━━━ Entries supplied ━━━

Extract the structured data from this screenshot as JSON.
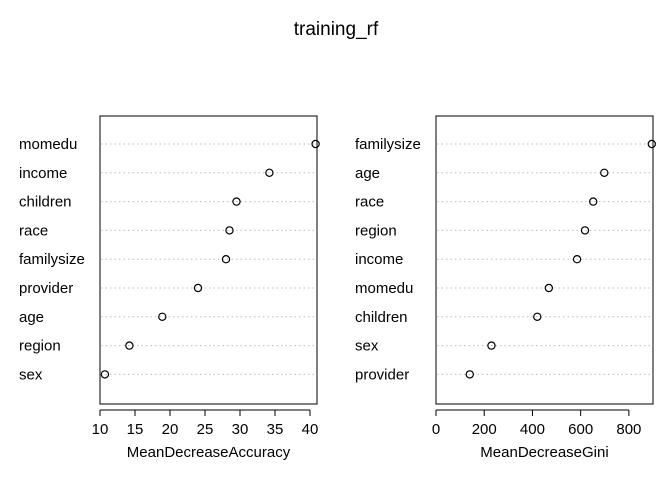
{
  "title": "training_rf",
  "chart_data": [
    {
      "type": "dot",
      "xlabel": "MeanDecreaseAccuracy",
      "xlim": [
        10,
        41
      ],
      "xticks": [
        10,
        15,
        20,
        25,
        30,
        35,
        40
      ],
      "grid": "dotted horizontal guides",
      "categories": [
        "momedu",
        "income",
        "children",
        "race",
        "familysize",
        "provider",
        "age",
        "region",
        "sex"
      ],
      "values": [
        40.8,
        34.2,
        29.5,
        28.5,
        28.0,
        24.0,
        18.9,
        14.2,
        10.7
      ]
    },
    {
      "type": "dot",
      "xlabel": "MeanDecreaseGini",
      "xlim": [
        0,
        900
      ],
      "xticks": [
        0,
        200,
        400,
        600,
        800
      ],
      "grid": "dotted horizontal guides",
      "categories": [
        "familysize",
        "age",
        "race",
        "region",
        "income",
        "momedu",
        "children",
        "sex",
        "provider"
      ],
      "values": [
        895,
        698,
        652,
        618,
        585,
        468,
        420,
        230,
        140
      ]
    }
  ]
}
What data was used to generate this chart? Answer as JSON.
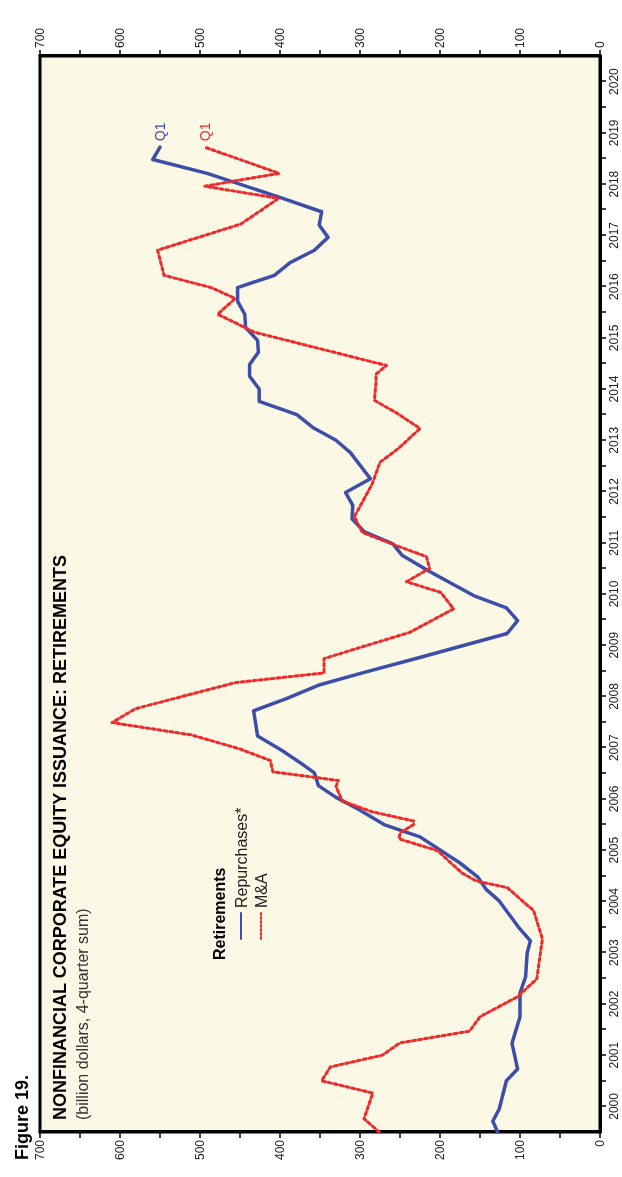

━━━

Request
Return every line of the records exactly as given, pictures excluded.

Exercise solution
Extract the structured data from this screenshot as JSON.
{
  "title": "training_rf",
  "chart_data": [
    {
      "type": "dot",
      "xlabel": "MeanDecreaseAccuracy",
      "xlim": [
        10,
        41
      ],
      "xticks": [
        10,
        15,
        20,
        25,
        30,
        35,
        40
      ],
      "grid": "dotted horizontal guides",
      "categories": [
        "momedu",
        "income",
        "children",
        "race",
        "familysize",
        "provider",
        "age",
        "region",
        "sex"
      ],
      "values": [
        40.8,
        34.2,
        29.5,
        28.5,
        28.0,
        24.0,
        18.9,
        14.2,
        10.7
      ]
    },
    {
      "type": "dot",
      "xlabel": "MeanDecreaseGini",
      "xlim": [
        0,
        900
      ],
      "xticks": [
        0,
        200,
        400,
        600,
        800
      ],
      "grid": "dotted horizontal guides",
      "categories": [
        "familysize",
        "age",
        "race",
        "region",
        "income",
        "momedu",
        "children",
        "sex",
        "provider"
      ],
      "values": [
        895,
        698,
        652,
        618,
        585,
        468,
        420,
        230,
        140
      ]
    }
  ]
}
What data was used to generate this chart? Answer as JSON.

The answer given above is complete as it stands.